--- MATERIAL FOR THIS TASK ---
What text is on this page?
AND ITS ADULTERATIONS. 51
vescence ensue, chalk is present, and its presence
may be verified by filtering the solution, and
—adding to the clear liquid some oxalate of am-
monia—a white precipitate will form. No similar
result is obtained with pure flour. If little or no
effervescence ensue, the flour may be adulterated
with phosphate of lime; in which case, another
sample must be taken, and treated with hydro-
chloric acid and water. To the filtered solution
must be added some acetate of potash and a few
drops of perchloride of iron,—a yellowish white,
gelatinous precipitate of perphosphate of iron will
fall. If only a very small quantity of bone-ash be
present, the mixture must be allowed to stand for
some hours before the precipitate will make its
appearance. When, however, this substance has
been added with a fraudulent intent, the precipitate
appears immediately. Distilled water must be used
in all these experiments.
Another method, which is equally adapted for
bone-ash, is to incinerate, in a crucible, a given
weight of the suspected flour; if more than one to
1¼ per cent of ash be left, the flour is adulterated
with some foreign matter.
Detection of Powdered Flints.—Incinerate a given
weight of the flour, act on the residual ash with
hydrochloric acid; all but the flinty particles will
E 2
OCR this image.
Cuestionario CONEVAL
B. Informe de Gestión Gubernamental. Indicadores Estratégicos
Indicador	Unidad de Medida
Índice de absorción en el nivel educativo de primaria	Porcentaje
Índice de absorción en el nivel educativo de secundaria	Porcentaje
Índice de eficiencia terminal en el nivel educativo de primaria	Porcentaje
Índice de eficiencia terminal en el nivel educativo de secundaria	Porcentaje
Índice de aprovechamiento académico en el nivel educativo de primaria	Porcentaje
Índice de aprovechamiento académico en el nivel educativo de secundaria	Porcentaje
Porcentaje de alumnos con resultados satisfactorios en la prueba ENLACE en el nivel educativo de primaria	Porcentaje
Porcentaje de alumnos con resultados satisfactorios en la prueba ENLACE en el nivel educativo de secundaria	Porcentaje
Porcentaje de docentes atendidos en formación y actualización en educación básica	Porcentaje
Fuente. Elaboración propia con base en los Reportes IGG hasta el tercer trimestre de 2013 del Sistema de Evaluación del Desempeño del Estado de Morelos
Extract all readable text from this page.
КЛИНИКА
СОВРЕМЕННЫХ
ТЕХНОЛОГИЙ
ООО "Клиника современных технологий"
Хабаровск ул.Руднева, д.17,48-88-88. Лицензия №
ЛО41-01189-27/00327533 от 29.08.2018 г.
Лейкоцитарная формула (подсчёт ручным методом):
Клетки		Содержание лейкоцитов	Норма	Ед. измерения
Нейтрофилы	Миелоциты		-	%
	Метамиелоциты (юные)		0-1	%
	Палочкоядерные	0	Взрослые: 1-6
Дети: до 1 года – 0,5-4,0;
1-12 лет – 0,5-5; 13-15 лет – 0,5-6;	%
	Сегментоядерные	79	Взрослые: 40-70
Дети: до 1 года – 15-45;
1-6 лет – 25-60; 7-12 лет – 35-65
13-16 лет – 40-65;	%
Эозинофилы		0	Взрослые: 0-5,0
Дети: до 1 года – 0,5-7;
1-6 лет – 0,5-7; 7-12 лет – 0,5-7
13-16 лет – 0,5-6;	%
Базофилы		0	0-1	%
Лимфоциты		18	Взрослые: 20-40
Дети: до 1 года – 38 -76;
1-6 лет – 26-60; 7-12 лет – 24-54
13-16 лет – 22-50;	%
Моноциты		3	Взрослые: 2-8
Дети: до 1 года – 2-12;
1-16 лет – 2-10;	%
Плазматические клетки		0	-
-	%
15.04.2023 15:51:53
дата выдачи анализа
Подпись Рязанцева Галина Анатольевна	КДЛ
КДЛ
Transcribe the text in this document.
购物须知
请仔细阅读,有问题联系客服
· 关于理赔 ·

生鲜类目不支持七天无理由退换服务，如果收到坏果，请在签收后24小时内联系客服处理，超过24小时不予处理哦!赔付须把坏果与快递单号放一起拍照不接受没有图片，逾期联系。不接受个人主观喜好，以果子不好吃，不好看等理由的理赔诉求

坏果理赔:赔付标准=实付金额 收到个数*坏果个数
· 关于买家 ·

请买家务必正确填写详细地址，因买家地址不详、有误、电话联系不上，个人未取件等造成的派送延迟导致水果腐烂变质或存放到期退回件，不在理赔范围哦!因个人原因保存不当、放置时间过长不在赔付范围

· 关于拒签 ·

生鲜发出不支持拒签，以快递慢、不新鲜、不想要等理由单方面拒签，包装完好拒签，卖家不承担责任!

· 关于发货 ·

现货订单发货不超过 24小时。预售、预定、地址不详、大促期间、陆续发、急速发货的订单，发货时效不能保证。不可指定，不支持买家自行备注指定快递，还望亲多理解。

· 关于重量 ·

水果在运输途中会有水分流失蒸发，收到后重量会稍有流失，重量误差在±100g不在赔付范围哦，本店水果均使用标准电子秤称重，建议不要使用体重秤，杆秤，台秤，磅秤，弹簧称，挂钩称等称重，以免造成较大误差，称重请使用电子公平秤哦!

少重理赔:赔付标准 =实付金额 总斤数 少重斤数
---
**WHAT IS NEEDED**
Reproduce the whole listing word for word.

**FINAL RESULT**
What text is on this page?
AND ITS ADULTERATIONS. 51
vescence ensue, chalk is present, and its presence
may be verified by filtering the solution, and
—adding to the clear liquid some oxalate of am-
monia—a white precipitate will form. No similar
result is obtained with pure flour. If little or no
effervescence ensue, the flour may be adulterated
with phosphate of lime; in which case, another
sample must be taken, and treated with hydro-
chloric acid and water. To the filtered solution
must be added some acetate of potash and a few
drops of perchloride of iron,—a yellowish white,
gelatinous precipitate of perphosphate of iron will
fall. If only a very small quantity of bone-ash be
present, the mixture must be allowed to stand for
some hours before the precipitate will make its
appearance. When, however, this substance has
been added with a fraudulent intent, the precipitate
appears immediately. Distilled water must be used
in all these experiments.
Another method, which is equally adapted for
bone-ash, is to incinerate, in a crucible, a given
weight of the suspected flour; if more than one to
1¼ per cent of ash be left, the flour is adulterated
with some foreign matter.
Detection of Powdered Flints.—Incinerate a given
weight of the flour, act on the residual ash with
hydrochloric acid; all but the flinty particles will
E 2
OCR this image.
Cuestionario CONEVAL
B. Informe de Gestión Gubernamental. Indicadores Estratégicos
Indicador	Unidad de Medida
Índice de absorción en el nivel educativo de primaria	Porcentaje
Índice de absorción en el nivel educativo de secundaria	Porcentaje
Índice de eficiencia terminal en el nivel educativo de primaria	Porcentaje
Índice de eficiencia terminal en el nivel educativo de secundaria	Porcentaje
Índice de aprovechamiento académico en el nivel educativo de primaria	Porcentaje
Índice de aprovechamiento académico en el nivel educativo de secundaria	Porcentaje
Porcentaje de alumnos con resultados satisfactorios en la prueba ENLACE en el nivel educativo de primaria	Porcentaje
Porcentaje de alumnos con resultados satisfactorios en la prueba ENLACE en el nivel educativo de secundaria	Porcentaje
Porcentaje de docentes atendidos en formación y actualización en educación básica	Porcentaje
Fuente. Elaboración propia con base en los Reportes IGG hasta el tercer trimestre de 2013 del Sistema de Evaluación del Desempeño del Estado de Morelos
Extract all readable text from this page.
КЛИНИКА
СОВРЕМЕННЫХ
ТЕХНОЛОГИЙ
ООО "Клиника современных технологий"
Хабаровск ул.Руднева, д.17,48-88-88. Лицензия №
ЛО41-01189-27/00327533 от 29.08.2018 г.
Лейкоцитарная формула (подсчёт ручным методом):
Клетки		Содержание лейкоцитов	Норма	Ед. измерения
Нейтрофилы	Миелоциты		-	%
	Метамиелоциты (юные)		0-1	%
	Палочкоядерные	0	Взрослые: 1-6
Дети: до 1 года – 0,5-4,0;
1-12 лет – 0,5-5; 13-15 лет – 0,5-6;	%
	Сегментоядерные	79	Взрослые: 40-70
Дети: до 1 года – 15-45;
1-6 лет – 25-60; 7-12 лет – 35-65
13-16 лет – 40-65;	%
Эозинофилы		0	Взрослые: 0-5,0
Дети: до 1 года – 0,5-7;
1-6 лет – 0,5-7; 7-12 лет – 0,5-7
13-16 лет – 0,5-6;	%
Базофилы		0	0-1	%
Лимфоциты		18	Взрослые: 20-40
Дети: до 1 года – 38 -76;
1-6 лет – 26-60; 7-12 лет – 24-54
13-16 лет – 22-50;	%
Моноциты		3	Взрослые: 2-8
Дети: до 1 года – 2-12;
1-16 лет – 2-10;	%
Плазматические клетки		0	-
-	%
15.04.2023 15:51:53
дата выдачи анализа
Подпись Рязанцева Галина Анатольевна	КДЛ
КДЛ
Transcribe the text in this document.
购物须知
请仔细阅读,有问题联系客服
· 关于理赔 ·

生鲜类目不支持七天无理由退换服务，如果收到坏果，请在签收后24小时内联系客服处理，超过24小时不予处理哦!赔付须把坏果与快递单号放一起拍照不接受没有图片，逾期联系。不接受个人主观喜好，以果子不好吃，不好看等理由的理赔诉求

坏果理赔:赔付标准=实付金额 收到个数*坏果个数
· 关于买家 ·

请买家务必正确填写详细地址，因买家地址不详、有误、电话联系不上，个人未取件等造成的派送延迟导致水果腐烂变质或存放到期退回件，不在理赔范围哦!因个人原因保存不当、放置时间过长不在赔付范围

· 关于拒签 ·

生鲜发出不支持拒签，以快递慢、不新鲜、不想要等理由单方面拒签，包装完好拒签，卖家不承担责任!

· 关于发货 ·

现货订单发货不超过 24小时。预售、预定、地址不详、大促期间、陆续发、急速发货的订单，发货时效不能保证。不可指定，不支持买家自行备注指定快递，还望亲多理解。

· 关于重量 ·

水果在运输途中会有水分流失蒸发，收到后重量会稍有流失，重量误差在±100g不在赔付范围哦，本店水果均使用标准电子秤称重，建议不要使用体重秤，杆秤，台秤，磅秤，弹簧称，挂钩称等称重，以免造成较大误差，称重请使用电子公平秤哦!

少重理赔:赔付标准 =实付金额 总斤数 少重斤数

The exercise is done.